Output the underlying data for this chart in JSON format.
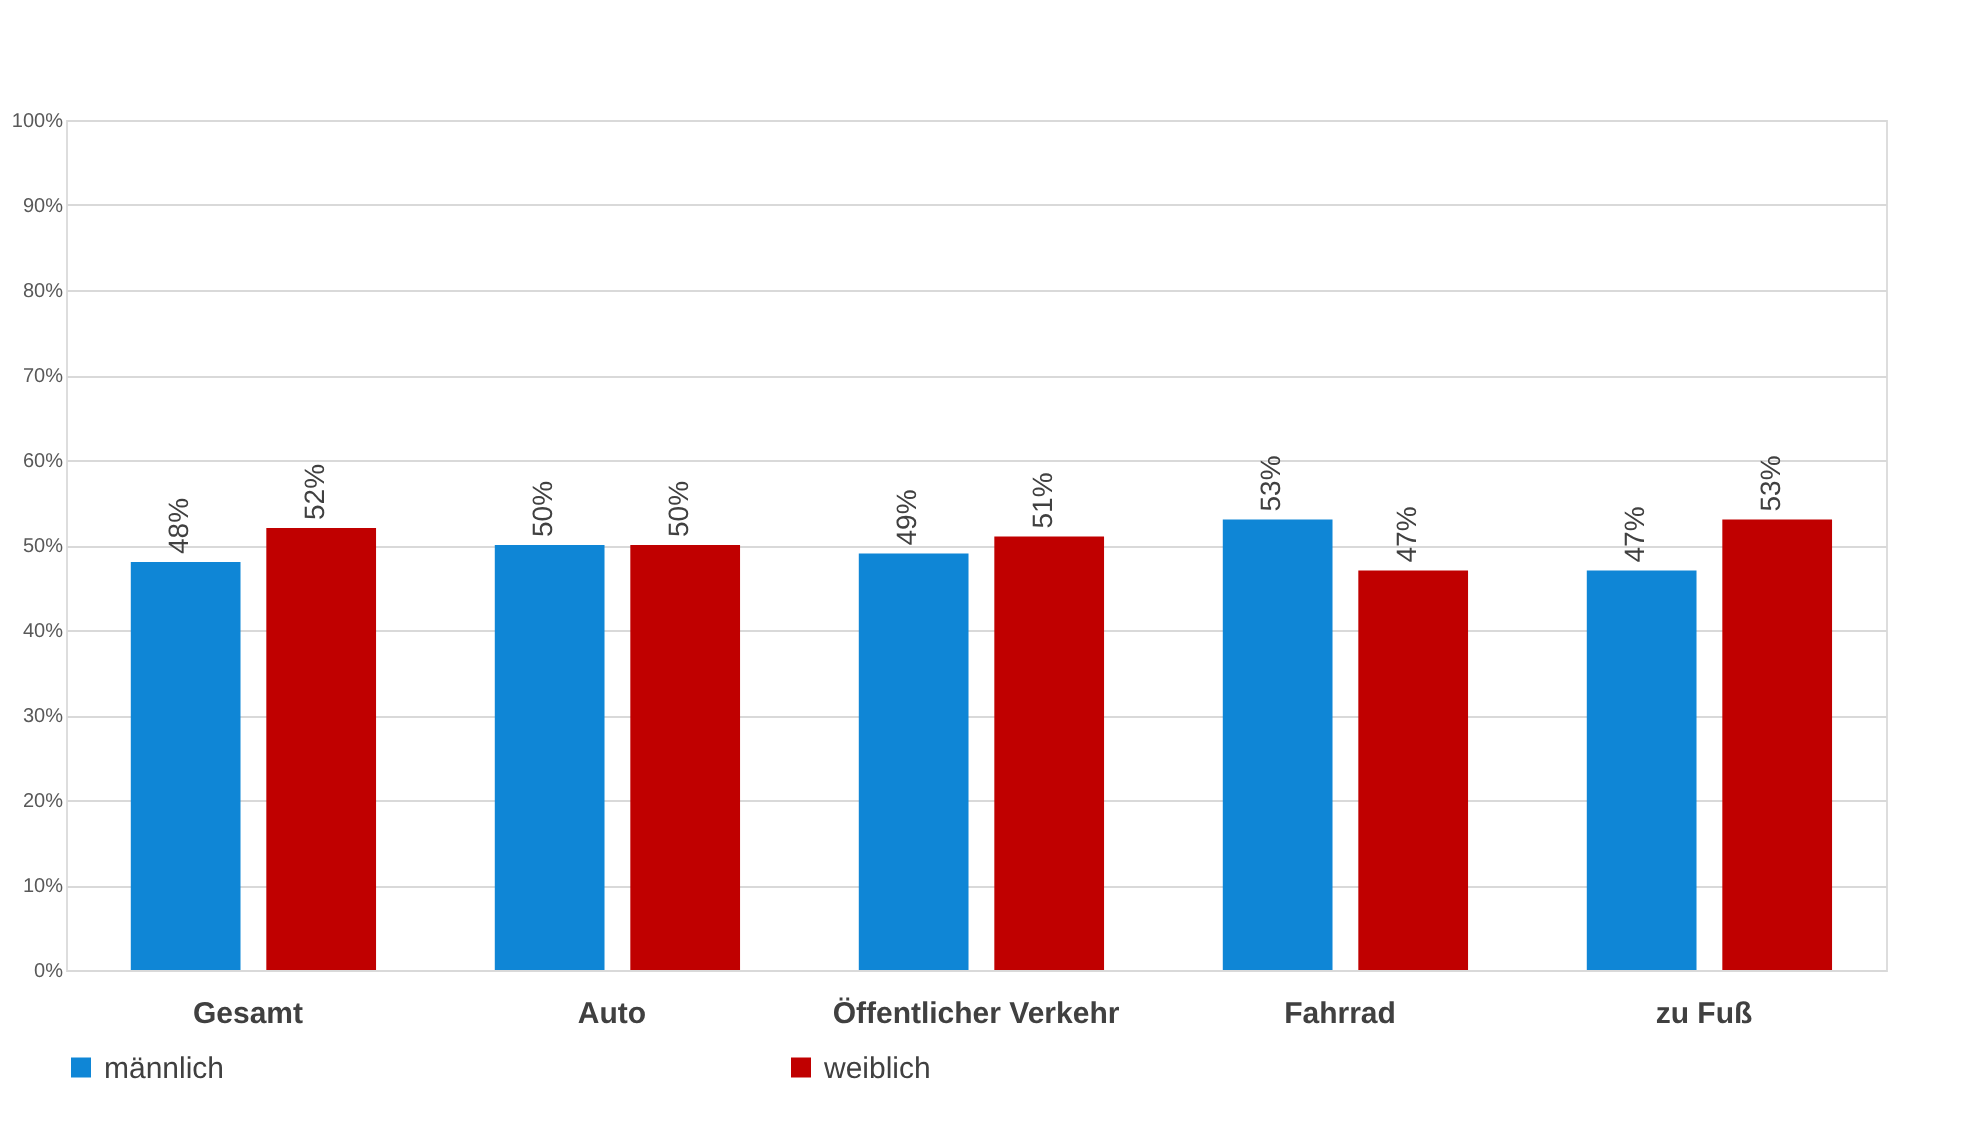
{
  "chart_data": {
    "type": "bar",
    "categories": [
      "Gesamt",
      "Auto",
      "Öffentlicher Verkehr",
      "Fahrrad",
      "zu Fuß"
    ],
    "series": [
      {
        "name": "männlich",
        "color": "#0f86d6",
        "values": [
          48,
          50,
          49,
          53,
          47
        ],
        "value_labels": [
          "48%",
          "50%",
          "49%",
          "53%",
          "47%"
        ]
      },
      {
        "name": "weiblich",
        "color": "#c00000",
        "values": [
          52,
          50,
          51,
          47,
          53
        ],
        "value_labels": [
          "52%",
          "50%",
          "51%",
          "47%",
          "53%"
        ]
      }
    ],
    "ylim": [
      0,
      100
    ],
    "yticks": [
      {
        "value": 0,
        "label": "0%"
      },
      {
        "value": 10,
        "label": "10%"
      },
      {
        "value": 20,
        "label": "20%"
      },
      {
        "value": 30,
        "label": "30%"
      },
      {
        "value": 40,
        "label": "40%"
      },
      {
        "value": 50,
        "label": "50%"
      },
      {
        "value": 60,
        "label": "60%"
      },
      {
        "value": 70,
        "label": "70%"
      },
      {
        "value": 80,
        "label": "80%"
      },
      {
        "value": 90,
        "label": "90%"
      },
      {
        "value": 100,
        "label": "100%"
      }
    ],
    "grid": "y",
    "legend": "bottom"
  }
}
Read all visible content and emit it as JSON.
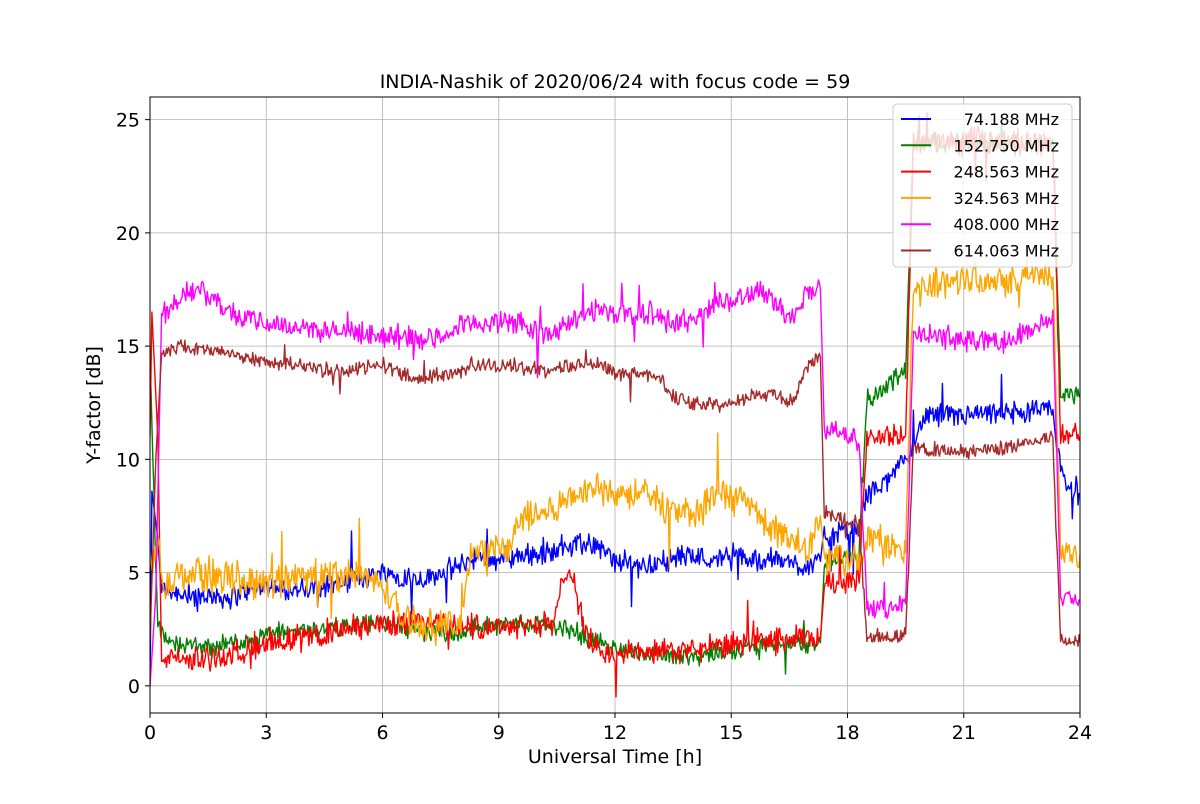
━━━━━━
Given request
Reproduce every record word for word. The copy must contain no pictures.

Written response
Output the underlying data for this chart in JSON format.
{
  "chart_data": {
    "type": "bar",
    "categories": [
      "Gesamt",
      "Auto",
      "Öffentlicher Verkehr",
      "Fahrrad",
      "zu Fuß"
    ],
    "series": [
      {
        "name": "männlich",
        "color": "#0f86d6",
        "values": [
          48,
          50,
          49,
          53,
          47
        ],
        "value_labels": [
          "48%",
          "50%",
          "49%",
          "53%",
          "47%"
        ]
      },
      {
        "name": "weiblich",
        "color": "#c00000",
        "values": [
          52,
          50,
          51,
          47,
          53
        ],
        "value_labels": [
          "52%",
          "50%",
          "51%",
          "47%",
          "53%"
        ]
      }
    ],
    "ylim": [
      0,
      100
    ],
    "yticks": [
      {
        "value": 0,
        "label": "0%"
      },
      {
        "value": 10,
        "label": "10%"
      },
      {
        "value": 20,
        "label": "20%"
      },
      {
        "value": 30,
        "label": "30%"
      },
      {
        "value": 40,
        "label": "40%"
      },
      {
        "value": 50,
        "label": "50%"
      },
      {
        "value": 60,
        "label": "60%"
      },
      {
        "value": 70,
        "label": "70%"
      },
      {
        "value": 80,
        "label": "80%"
      },
      {
        "value": 90,
        "label": "90%"
      },
      {
        "value": 100,
        "label": "100%"
      }
    ],
    "grid": "y",
    "legend": "bottom"
  }
}
Read all visible content and emit it as JSON.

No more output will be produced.